WHAT IS NEEDED:
Restate the whole of the material. Keep every word, and drop the pictures.

Stored data entries:
+++++

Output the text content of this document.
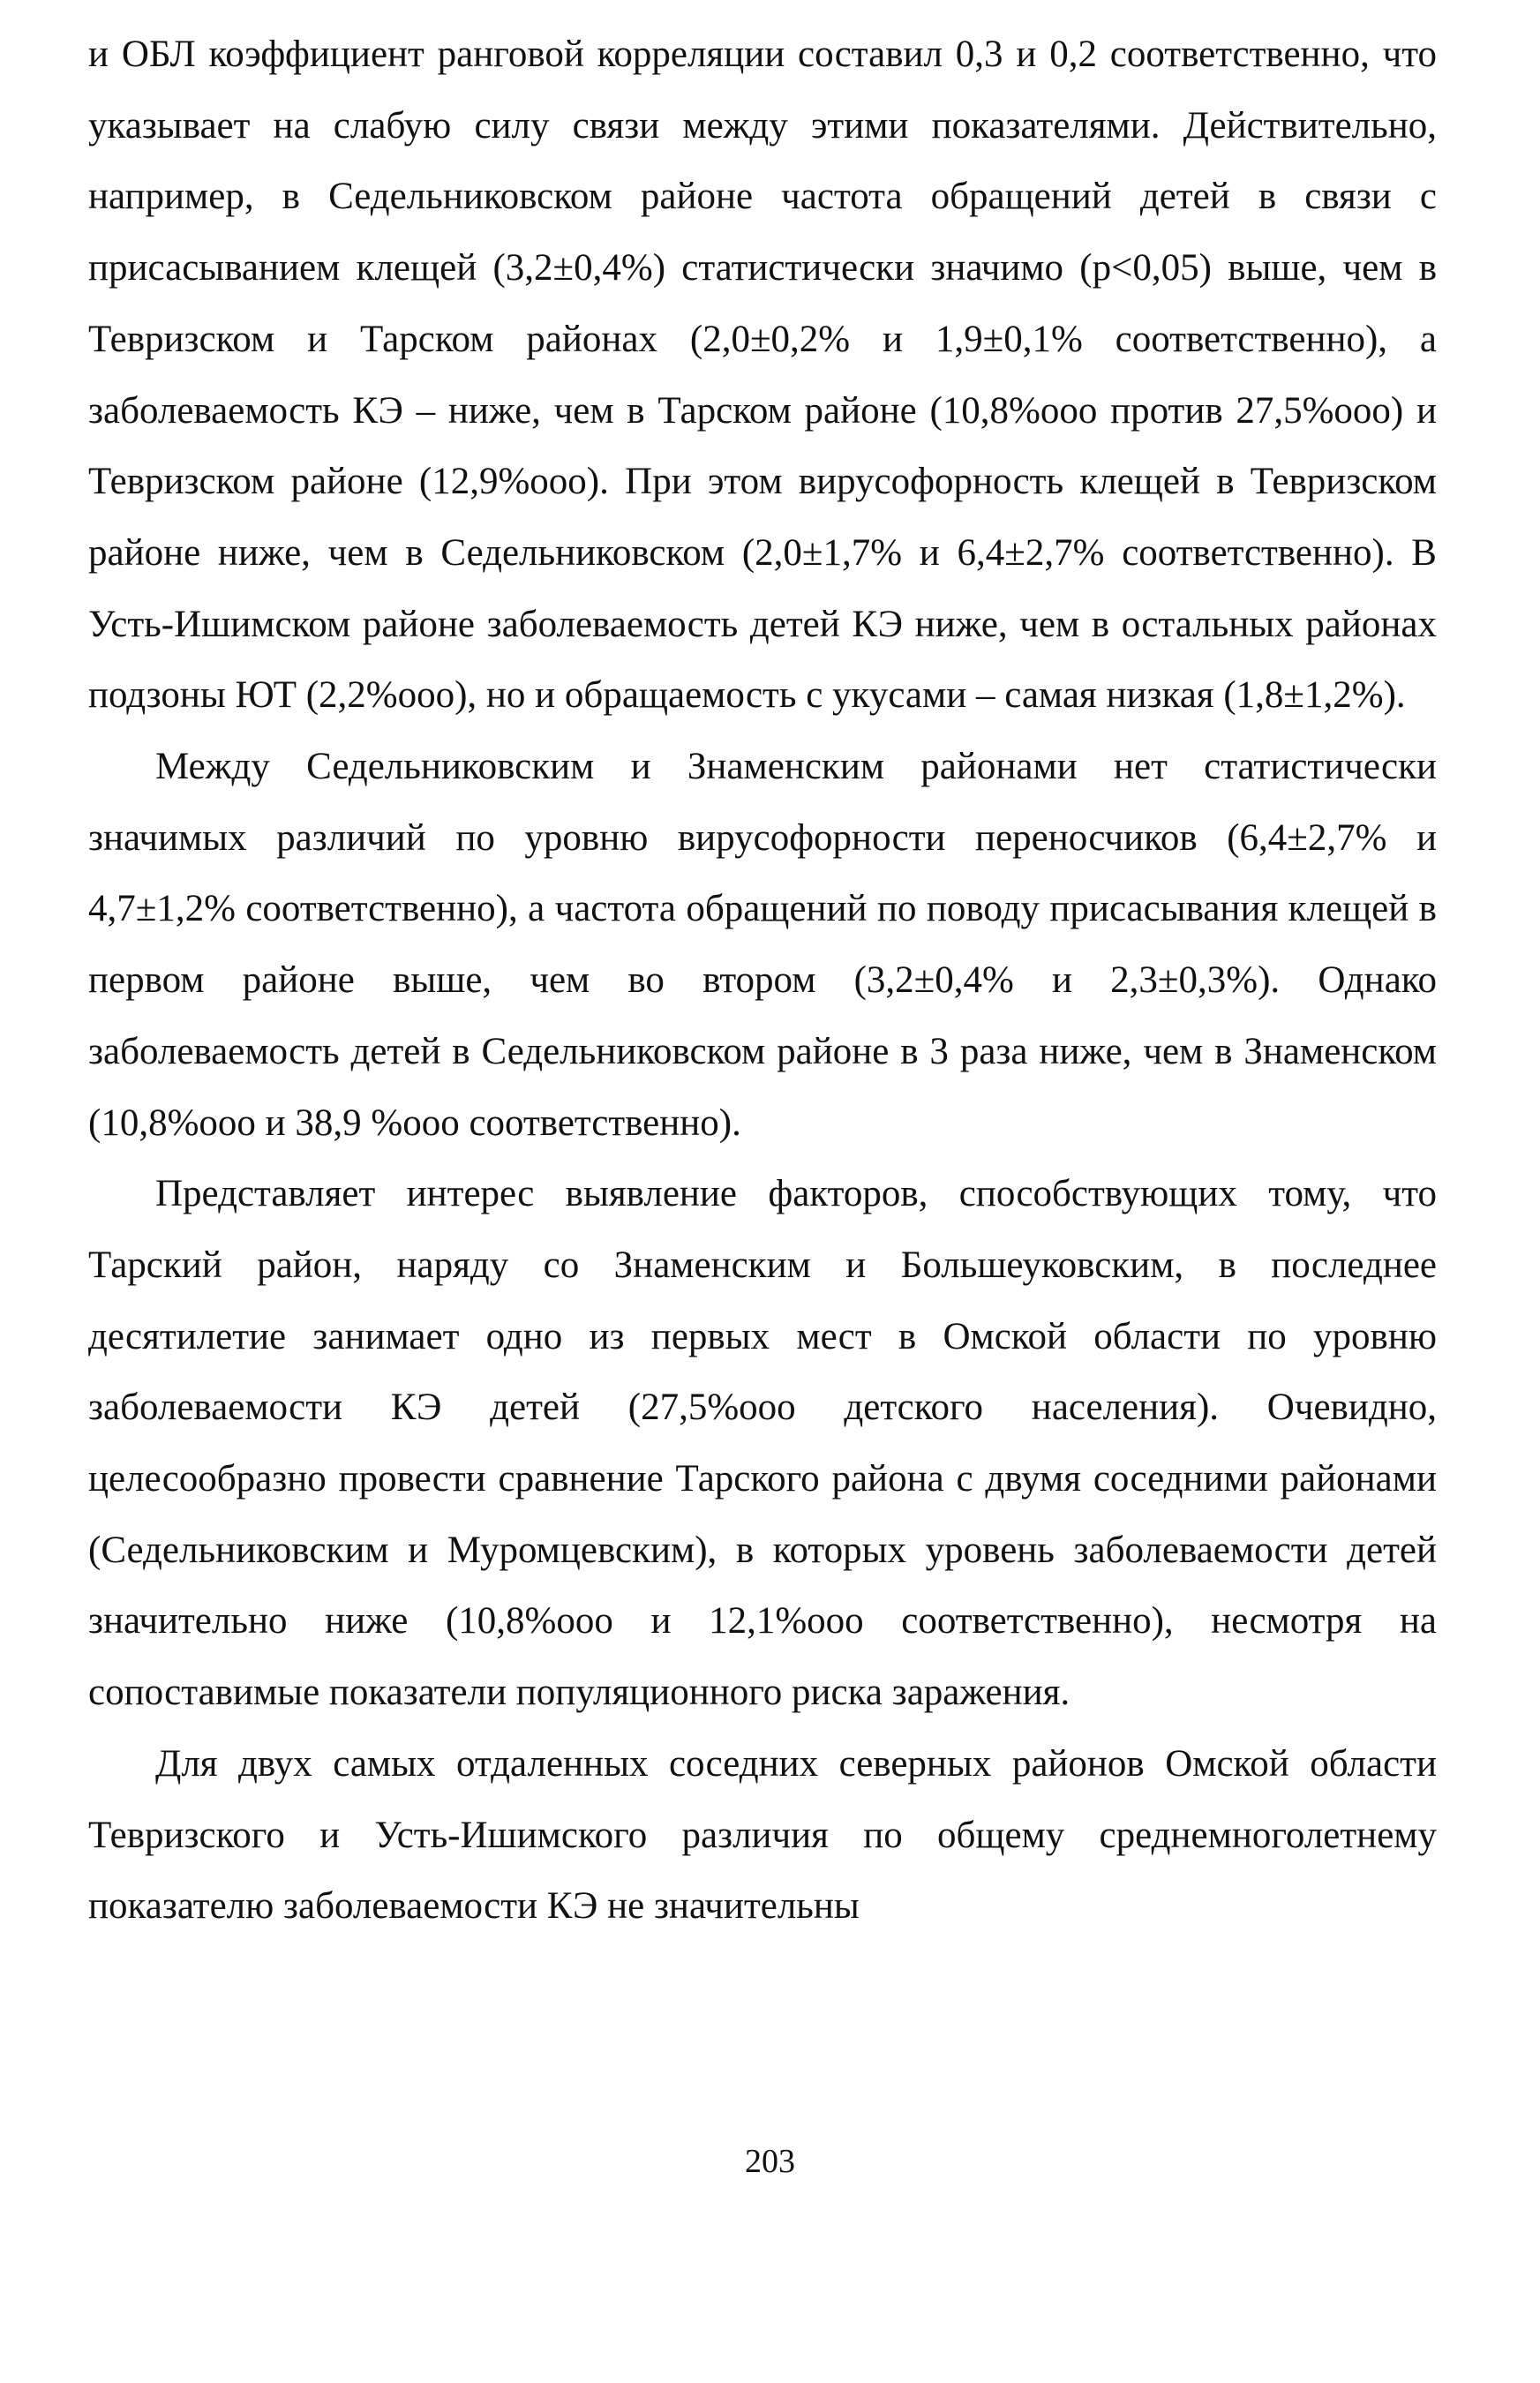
и ОБЛ коэффициент ранговой корреляции составил 0,3 и 0,2 соответственно, что указывает на слабую силу связи между этими показателями. Действительно, например, в Седельниковском районе частота обращений детей в связи с присасыванием клещей (3,2±0,4%) статистически значимо (p<0,05) выше, чем в Тевризском и Тарском районах (2,0±0,2% и 1,9±0,1% соответственно), а заболеваемость КЭ – ниже, чем в Тарском районе (10,8%ooo против 27,5%ooo) и Тевризском районе (12,9%ooo). При этом вирусофорность клещей в Тевризском районе ниже, чем в Седельниковском (2,0±1,7% и 6,4±2,7% соответственно). В Усть-Ишимском районе заболеваемость детей КЭ ниже, чем в остальных районах подзоны ЮТ (2,2%ooo), но и обращаемость с укусами – самая низкая (1,8±1,2%).

Между Седельниковским и Знаменским районами нет статистически значимых различий по уровню вирусофорности переносчиков (6,4±2,7% и 4,7±1,2% соответственно), а частота обращений по поводу присасывания клещей в первом районе выше, чем во втором (3,2±0,4% и 2,3±0,3%). Однако заболеваемость детей в Седельниковском районе в 3 раза ниже, чем в Знаменском (10,8%ooo и 38,9 %ooo соответственно).

Представляет интерес выявление факторов, способствующих тому, что Тарский район, наряду со Знаменским и Большеуковским, в последнее десятилетие занимает одно из первых мест в Омской области по уровню заболеваемости КЭ детей (27,5%ooo детского населения). Очевидно, целесообразно провести сравнение Тарского района с двумя соседними районами (Седельниковским и Муромцевским), в которых уровень заболеваемости детей значительно ниже (10,8%ooo и 12,1%ooo соответственно), несмотря на сопоставимые показатели популяционного риска заражения.

Для двух самых отдаленных соседних северных районов Омской области Тевризского и Усть-Ишимского различия по общему среднемноголетнему показателю заболеваемости КЭ не значительны

203
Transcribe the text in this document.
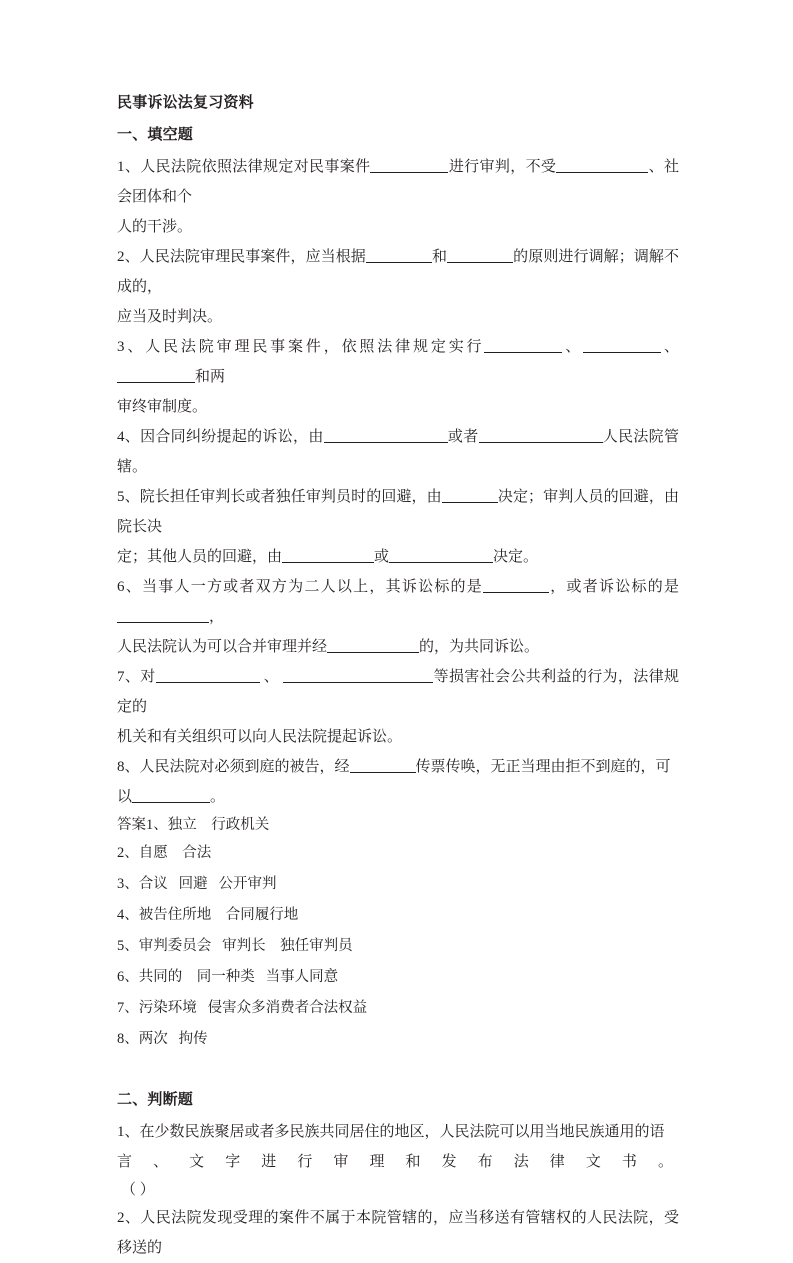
民事诉讼法复习资料

一、填空题

1、人民法院依照法律规定对民事案件	进行审判，不受	、社会团体和个
人的干涉。

2、人民法院审理民事案件，应当根据	和	的原则进行调解；调解不成的，
应当及时判决。

3、人民法院审理民事案件，依照法律规定实行	、	、和两
审终审制度。

4、因合同纠纷提起的诉讼，由	或者	人民法院管辖。

5、院长担任审判长或者独任审判员时的回避，由	决定；审判人员的回避，由院长决
定；其他人员的回避，由	或	决定。

6、当事人一方或者双方为二人以上，其诉讼标的是	，或者诉讼标的是，
人民法院认为可以合并审理并经	的，为共同诉讼。

7、对	、	等损害社会公共利益的行为，法律规定的
机关和有关组织可以向人民法院提起诉讼。

8、人民法院对必须到庭的被告，经	传票传唤，无正当理由拒不到庭的，可
以	。

答案1、独立    行政机关

2、自愿    合法

3、合议   回避   公开审判

4、被告住所地    合同履行地

5、审判委员会   审判长    独任审判员

6、共同的    同一种类   当事人同意

7、污染环境   侵害众多消费者合法权益

8、两次   拘传

二、判断题

1、在少数民族聚居或者多民族共同居住的地区，人民法院可以用当地民族通用的语

言 、 文 字 进 行 审 理 和 发 布 法 律 文 书 。

（ ）

2、人民法院发现受理的案件不属于本院管辖的，应当移送有管辖权的人民法院，受移送的
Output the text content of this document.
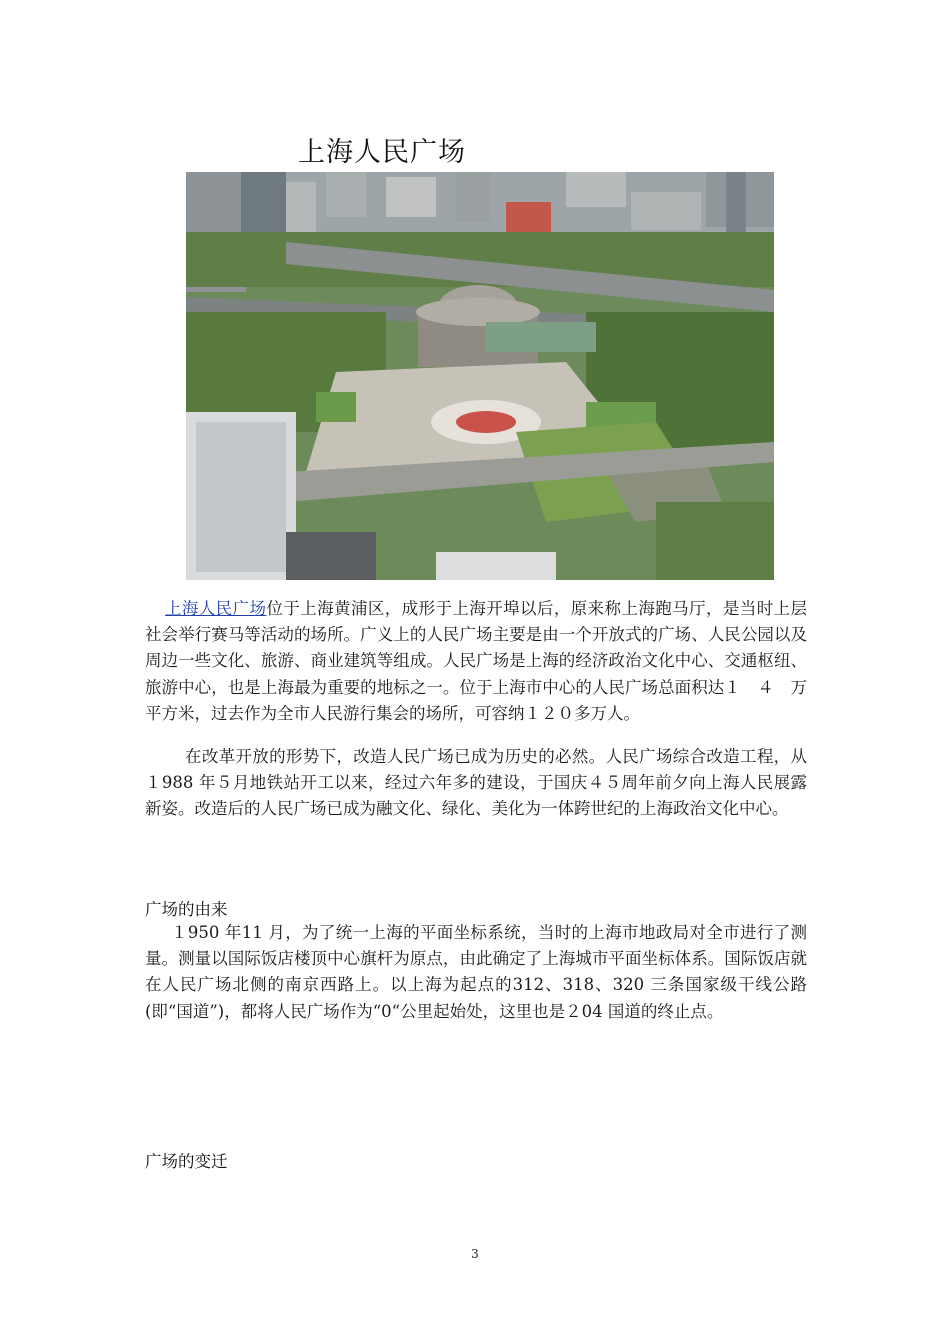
上海人民广场

上海人民广场位于上海黄浦区，成形于上海开埠以后，原来称上海跑马厅，是当时上层社会举行赛马等活动的场所。广义上的人民广场主要是由一个开放式的广场、人民公园以及周边一些文化、旅游、商业建筑等组成。人民广场是上海的经济政治文化中心、交通枢纽、旅游中心，也是上海最为重要的地标之一。位于上海市中心的人民广场总面积达１　４　万平方米，过去作为全市人民游行集会的场所，可容纳１２０多万人。

在改革开放的形势下，改造人民广场已成为历史的必然。人民广场综合改造工程，从１988 年５月地铁站开工以来，经过六年多的建设，于国庆４５周年前夕向上海人民展露新姿。改造后的人民广场已成为融文化、绿化、美化为一体跨世纪的上海政治文化中心。

广场的由来

１950 年11 月，为了统一上海的平面坐标系统，当时的上海市地政局对全市进行了测量。测量以国际饭店楼顶中心旗杆为原点，由此确定了上海城市平面坐标体系。国际饭店就在人民广场北侧的南京西路上。以上海为起点的312、318、320 三条国家级干线公路(即“国道”)，都将人民广场作为“0“公里起始处，这里也是２04 国道的终止点。

广场的变迁
3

+++++

CORRECT OUTPUT:
Output the text content of this document.
и ОБЛ коэффициент ранговой корреляции составил 0,3 и 0,2 соответственно, что указывает на слабую силу связи между этими показателями. Действительно, например, в Седельниковском районе частота обращений детей в связи с присасыванием клещей (3,2±0,4%) статистически значимо (p<0,05) выше, чем в Тевризском и Тарском районах (2,0±0,2% и 1,9±0,1% соответственно), а заболеваемость КЭ – ниже, чем в Тарском районе (10,8%ooo против 27,5%ooo) и Тевризском районе (12,9%ooo). При этом вирусофорность клещей в Тевризском районе ниже, чем в Седельниковском (2,0±1,7% и 6,4±2,7% соответственно). В Усть-Ишимском районе заболеваемость детей КЭ ниже, чем в остальных районах подзоны ЮТ (2,2%ooo), но и обращаемость с укусами – самая низкая (1,8±1,2%).

Между Седельниковским и Знаменским районами нет статистически значимых различий по уровню вирусофорности переносчиков (6,4±2,7% и 4,7±1,2% соответственно), а частота обращений по поводу присасывания клещей в первом районе выше, чем во втором (3,2±0,4% и 2,3±0,3%). Однако заболеваемость детей в Седельниковском районе в 3 раза ниже, чем в Знаменском (10,8%ooo и 38,9 %ooo соответственно).

Представляет интерес выявление факторов, способствующих тому, что Тарский район, наряду со Знаменским и Большеуковским, в последнее десятилетие занимает одно из первых мест в Омской области по уровню заболеваемости КЭ детей (27,5%ooo детского населения). Очевидно, целесообразно провести сравнение Тарского района с двумя соседними районами (Седельниковским и Муромцевским), в которых уровень заболеваемости детей значительно ниже (10,8%ooo и 12,1%ooo соответственно), несмотря на сопоставимые показатели популяционного риска заражения.

Для двух самых отдаленных соседних северных районов Омской области Тевризского и Усть-Ишимского различия по общему среднемноголетнему показателю заболеваемости КЭ не значительны

203
Transcribe the text in this document.
民事诉讼法复习资料

一、填空题

1、人民法院依照法律规定对民事案件	进行审判，不受	、社会团体和个
人的干涉。

2、人民法院审理民事案件，应当根据	和	的原则进行调解；调解不成的，
应当及时判决。

3、人民法院审理民事案件，依照法律规定实行	、	、和两
审终审制度。

4、因合同纠纷提起的诉讼，由	或者	人民法院管辖。

5、院长担任审判长或者独任审判员时的回避，由	决定；审判人员的回避，由院长决
定；其他人员的回避，由	或	决定。

6、当事人一方或者双方为二人以上，其诉讼标的是	，或者诉讼标的是，
人民法院认为可以合并审理并经	的，为共同诉讼。

7、对	、	等损害社会公共利益的行为，法律规定的
机关和有关组织可以向人民法院提起诉讼。

8、人民法院对必须到庭的被告，经	传票传唤，无正当理由拒不到庭的，可
以	。

答案1、独立    行政机关

2、自愿    合法

3、合议   回避   公开审判

4、被告住所地    合同履行地

5、审判委员会   审判长    独任审判员

6、共同的    同一种类   当事人同意

7、污染环境   侵害众多消费者合法权益

8、两次   拘传

二、判断题

1、在少数民族聚居或者多民族共同居住的地区，人民法院可以用当地民族通用的语

言 、 文 字 进 行 审 理 和 发 布 法 律 文 书 。

（ ）

2、人民法院发现受理的案件不属于本院管辖的，应当移送有管辖权的人民法院，受移送的
Output the text content of this document.
上海人民广场

上海人民广场位于上海黄浦区，成形于上海开埠以后，原来称上海跑马厅，是当时上层社会举行赛马等活动的场所。广义上的人民广场主要是由一个开放式的广场、人民公园以及周边一些文化、旅游、商业建筑等组成。人民广场是上海的经济政治文化中心、交通枢纽、旅游中心，也是上海最为重要的地标之一。位于上海市中心的人民广场总面积达１　４　万平方米，过去作为全市人民游行集会的场所，可容纳１２０多万人。

在改革开放的形势下，改造人民广场已成为历史的必然。人民广场综合改造工程，从１988 年５月地铁站开工以来，经过六年多的建设，于国庆４５周年前夕向上海人民展露新姿。改造后的人民广场已成为融文化、绿化、美化为一体跨世纪的上海政治文化中心。

广场的由来

１950 年11 月，为了统一上海的平面坐标系统，当时的上海市地政局对全市进行了测量。测量以国际饭店楼顶中心旗杆为原点，由此确定了上海城市平面坐标体系。国际饭店就在人民广场北侧的南京西路上。以上海为起点的312、318、320 三条国家级干线公路(即“国道”)，都将人民广场作为“0“公里起始处，这里也是２04 国道的终止点。

广场的变迁
3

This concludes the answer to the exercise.